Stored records
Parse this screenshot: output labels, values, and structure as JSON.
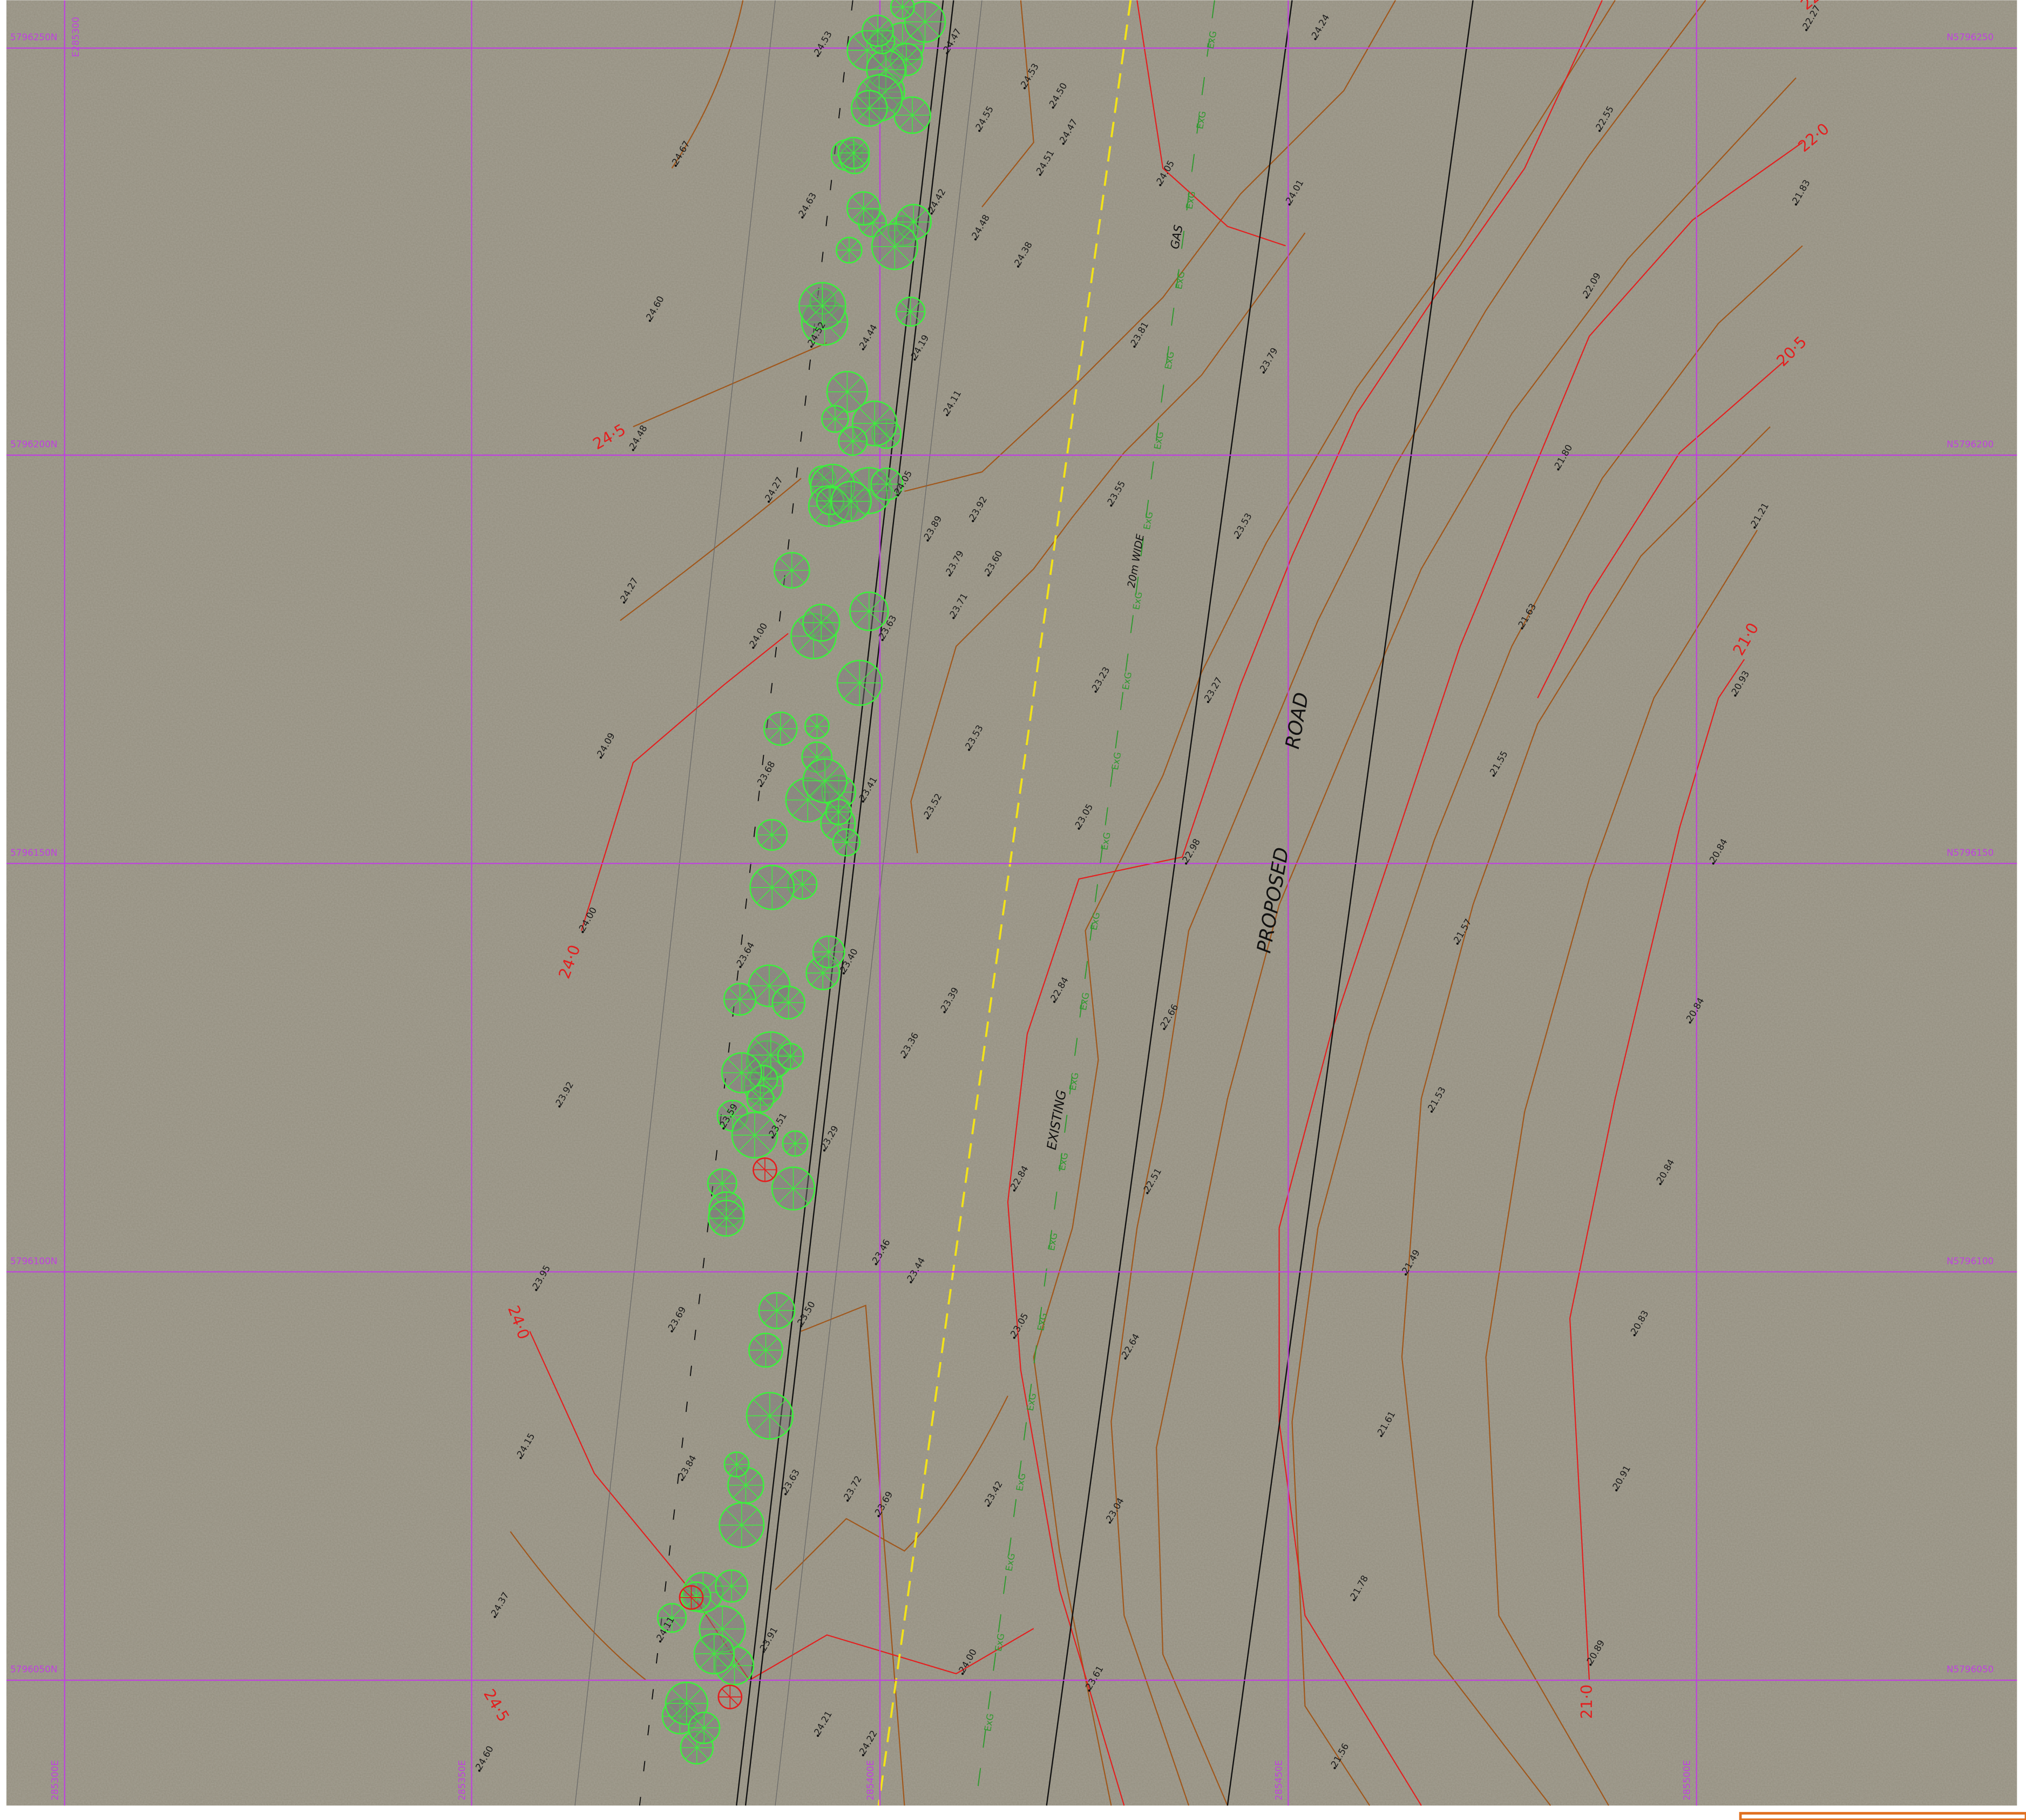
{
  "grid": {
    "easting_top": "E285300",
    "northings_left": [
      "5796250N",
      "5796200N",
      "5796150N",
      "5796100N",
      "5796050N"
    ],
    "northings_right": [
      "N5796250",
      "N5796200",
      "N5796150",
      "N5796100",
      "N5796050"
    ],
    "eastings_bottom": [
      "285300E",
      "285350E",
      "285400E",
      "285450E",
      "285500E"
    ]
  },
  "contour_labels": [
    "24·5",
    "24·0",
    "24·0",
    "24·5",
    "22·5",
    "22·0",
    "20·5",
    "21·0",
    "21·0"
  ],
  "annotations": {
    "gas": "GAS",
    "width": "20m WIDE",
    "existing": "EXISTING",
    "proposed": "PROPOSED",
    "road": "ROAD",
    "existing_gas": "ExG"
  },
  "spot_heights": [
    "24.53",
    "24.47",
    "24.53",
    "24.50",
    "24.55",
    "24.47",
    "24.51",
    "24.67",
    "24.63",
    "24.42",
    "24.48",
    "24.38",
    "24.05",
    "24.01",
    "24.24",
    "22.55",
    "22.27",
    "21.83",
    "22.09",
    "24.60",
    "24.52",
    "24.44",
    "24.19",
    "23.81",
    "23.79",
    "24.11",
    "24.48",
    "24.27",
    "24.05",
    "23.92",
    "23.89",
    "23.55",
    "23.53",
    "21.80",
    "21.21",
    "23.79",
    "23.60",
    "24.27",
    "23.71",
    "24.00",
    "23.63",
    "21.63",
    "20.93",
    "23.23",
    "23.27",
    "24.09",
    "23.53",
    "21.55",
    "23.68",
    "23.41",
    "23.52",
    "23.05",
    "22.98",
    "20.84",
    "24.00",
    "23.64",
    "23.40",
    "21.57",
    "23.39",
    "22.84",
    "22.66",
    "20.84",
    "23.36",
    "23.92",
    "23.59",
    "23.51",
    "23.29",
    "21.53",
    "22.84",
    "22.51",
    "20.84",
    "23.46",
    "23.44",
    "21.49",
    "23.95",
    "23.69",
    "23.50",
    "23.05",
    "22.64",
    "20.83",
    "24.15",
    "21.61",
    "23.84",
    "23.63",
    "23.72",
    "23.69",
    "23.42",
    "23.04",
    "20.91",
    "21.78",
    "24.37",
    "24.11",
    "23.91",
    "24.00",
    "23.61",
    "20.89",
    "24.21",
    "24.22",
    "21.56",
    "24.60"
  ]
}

Stated problem - All of the data needs repeating exactly, but the pictures do not.

Answer below -
Parse this screenshot: output labels, values, and structure as JSON.
{
  "grid": {
    "easting_top": "E285300",
    "northings_left": [
      "5796250N",
      "5796200N",
      "5796150N",
      "5796100N",
      "5796050N"
    ],
    "northings_right": [
      "N5796250",
      "N5796200",
      "N5796150",
      "N5796100",
      "N5796050"
    ],
    "eastings_bottom": [
      "285300E",
      "285350E",
      "285400E",
      "285450E",
      "285500E"
    ]
  },
  "contour_labels": [
    "24·5",
    "24·0",
    "24·0",
    "24·5",
    "22·5",
    "22·0",
    "20·5",
    "21·0",
    "21·0"
  ],
  "annotations": {
    "gas": "GAS",
    "width": "20m WIDE",
    "existing": "EXISTING",
    "proposed": "PROPOSED",
    "road": "ROAD",
    "existing_gas": "ExG"
  },
  "spot_heights": [
    "24.53",
    "24.47",
    "24.53",
    "24.50",
    "24.55",
    "24.47",
    "24.51",
    "24.67",
    "24.63",
    "24.42",
    "24.48",
    "24.38",
    "24.05",
    "24.01",
    "24.24",
    "22.55",
    "22.27",
    "21.83",
    "22.09",
    "24.60",
    "24.52",
    "24.44",
    "24.19",
    "23.81",
    "23.79",
    "24.11",
    "24.48",
    "24.27",
    "24.05",
    "23.92",
    "23.89",
    "23.55",
    "23.53",
    "21.80",
    "21.21",
    "23.79",
    "23.60",
    "24.27",
    "23.71",
    "24.00",
    "23.63",
    "21.63",
    "20.93",
    "23.23",
    "23.27",
    "24.09",
    "23.53",
    "21.55",
    "23.68",
    "23.41",
    "23.52",
    "23.05",
    "22.98",
    "20.84",
    "24.00",
    "23.64",
    "23.40",
    "21.57",
    "23.39",
    "22.84",
    "22.66",
    "20.84",
    "23.36",
    "23.92",
    "23.59",
    "23.51",
    "23.29",
    "21.53",
    "22.84",
    "22.51",
    "20.84",
    "23.46",
    "23.44",
    "21.49",
    "23.95",
    "23.69",
    "23.50",
    "23.05",
    "22.64",
    "20.83",
    "24.15",
    "21.61",
    "23.84",
    "23.63",
    "23.72",
    "23.69",
    "23.42",
    "23.04",
    "20.91",
    "21.78",
    "24.37",
    "24.11",
    "23.91",
    "24.00",
    "23.61",
    "20.89",
    "24.21",
    "24.22",
    "21.56",
    "24.60"
  ]
}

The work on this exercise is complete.